_Goal_: Take the entries below and reproduce them word for word.

_Stored data_:
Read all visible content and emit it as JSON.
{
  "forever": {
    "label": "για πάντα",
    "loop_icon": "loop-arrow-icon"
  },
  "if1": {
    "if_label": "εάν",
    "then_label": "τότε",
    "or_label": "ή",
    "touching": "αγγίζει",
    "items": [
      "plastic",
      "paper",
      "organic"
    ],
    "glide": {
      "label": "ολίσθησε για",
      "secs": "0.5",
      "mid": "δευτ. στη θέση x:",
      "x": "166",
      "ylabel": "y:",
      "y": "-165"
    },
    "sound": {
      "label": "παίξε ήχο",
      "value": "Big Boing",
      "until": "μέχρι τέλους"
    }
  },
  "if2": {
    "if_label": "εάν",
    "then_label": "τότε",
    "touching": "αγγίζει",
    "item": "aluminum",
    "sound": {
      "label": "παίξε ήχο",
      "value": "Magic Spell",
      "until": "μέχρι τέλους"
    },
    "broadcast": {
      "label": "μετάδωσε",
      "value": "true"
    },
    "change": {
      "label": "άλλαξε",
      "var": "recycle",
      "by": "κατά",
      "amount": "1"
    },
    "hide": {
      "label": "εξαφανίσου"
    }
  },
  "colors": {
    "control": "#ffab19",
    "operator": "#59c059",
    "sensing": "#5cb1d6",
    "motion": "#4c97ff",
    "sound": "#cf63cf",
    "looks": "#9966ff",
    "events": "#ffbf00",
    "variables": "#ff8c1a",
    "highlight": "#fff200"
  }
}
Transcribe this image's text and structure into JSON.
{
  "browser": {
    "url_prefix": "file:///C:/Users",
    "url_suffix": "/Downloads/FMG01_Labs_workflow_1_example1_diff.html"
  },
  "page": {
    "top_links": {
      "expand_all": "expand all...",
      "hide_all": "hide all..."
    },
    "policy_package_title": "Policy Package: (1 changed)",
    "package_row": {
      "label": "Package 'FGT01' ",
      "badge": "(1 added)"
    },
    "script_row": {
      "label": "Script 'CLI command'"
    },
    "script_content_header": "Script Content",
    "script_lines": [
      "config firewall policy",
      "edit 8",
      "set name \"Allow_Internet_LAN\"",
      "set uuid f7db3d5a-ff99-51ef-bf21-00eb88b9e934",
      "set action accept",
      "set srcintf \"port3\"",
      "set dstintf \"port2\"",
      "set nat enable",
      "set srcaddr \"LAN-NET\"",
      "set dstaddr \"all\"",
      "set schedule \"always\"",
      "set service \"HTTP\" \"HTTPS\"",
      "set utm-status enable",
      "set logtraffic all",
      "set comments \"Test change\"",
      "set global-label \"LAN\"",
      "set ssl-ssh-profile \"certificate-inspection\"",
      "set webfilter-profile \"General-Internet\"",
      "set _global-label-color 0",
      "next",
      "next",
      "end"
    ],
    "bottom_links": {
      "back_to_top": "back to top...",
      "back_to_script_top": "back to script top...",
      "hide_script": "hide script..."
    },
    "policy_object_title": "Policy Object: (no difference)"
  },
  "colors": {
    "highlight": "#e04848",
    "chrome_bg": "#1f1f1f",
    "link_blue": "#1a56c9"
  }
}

_Expected answer_:
Read all visible content and emit it as JSON.
{
  "forever": {
    "label": "για πάντα",
    "loop_icon": "loop-arrow-icon"
  },
  "if1": {
    "if_label": "εάν",
    "then_label": "τότε",
    "or_label": "ή",
    "touching": "αγγίζει",
    "items": [
      "plastic",
      "paper",
      "organic"
    ],
    "glide": {
      "label": "ολίσθησε για",
      "secs": "0.5",
      "mid": "δευτ. στη θέση x:",
      "x": "166",
      "ylabel": "y:",
      "y": "-165"
    },
    "sound": {
      "label": "παίξε ήχο",
      "value": "Big Boing",
      "until": "μέχρι τέλους"
    }
  },
  "if2": {
    "if_label": "εάν",
    "then_label": "τότε",
    "touching": "αγγίζει",
    "item": "aluminum",
    "sound": {
      "label": "παίξε ήχο",
      "value": "Magic Spell",
      "until": "μέχρι τέλους"
    },
    "broadcast": {
      "label": "μετάδωσε",
      "value": "true"
    },
    "change": {
      "label": "άλλαξε",
      "var": "recycle",
      "by": "κατά",
      "amount": "1"
    },
    "hide": {
      "label": "εξαφανίσου"
    }
  },
  "colors": {
    "control": "#ffab19",
    "operator": "#59c059",
    "sensing": "#5cb1d6",
    "motion": "#4c97ff",
    "sound": "#cf63cf",
    "looks": "#9966ff",
    "events": "#ffbf00",
    "variables": "#ff8c1a",
    "highlight": "#fff200"
  }
}
Transcribe this image's text and structure into JSON.
{
  "browser": {
    "url_prefix": "file:///C:/Users",
    "url_suffix": "/Downloads/FMG01_Labs_workflow_1_example1_diff.html"
  },
  "page": {
    "top_links": {
      "expand_all": "expand all...",
      "hide_all": "hide all..."
    },
    "policy_package_title": "Policy Package: (1 changed)",
    "package_row": {
      "label": "Package 'FGT01' ",
      "badge": "(1 added)"
    },
    "script_row": {
      "label": "Script 'CLI command'"
    },
    "script_content_header": "Script Content",
    "script_lines": [
      "config firewall policy",
      "edit 8",
      "set name \"Allow_Internet_LAN\"",
      "set uuid f7db3d5a-ff99-51ef-bf21-00eb88b9e934",
      "set action accept",
      "set srcintf \"port3\"",
      "set dstintf \"port2\"",
      "set nat enable",
      "set srcaddr \"LAN-NET\"",
      "set dstaddr \"all\"",
      "set schedule \"always\"",
      "set service \"HTTP\" \"HTTPS\"",
      "set utm-status enable",
      "set logtraffic all",
      "set comments \"Test change\"",
      "set global-label \"LAN\"",
      "set ssl-ssh-profile \"certificate-inspection\"",
      "set webfilter-profile \"General-Internet\"",
      "set _global-label-color 0",
      "next",
      "next",
      "end"
    ],
    "bottom_links": {
      "back_to_top": "back to top...",
      "back_to_script_top": "back to script top...",
      "hide_script": "hide script..."
    },
    "policy_object_title": "Policy Object: (no difference)"
  },
  "colors": {
    "highlight": "#e04848",
    "chrome_bg": "#1f1f1f",
    "link_blue": "#1a56c9"
  }
}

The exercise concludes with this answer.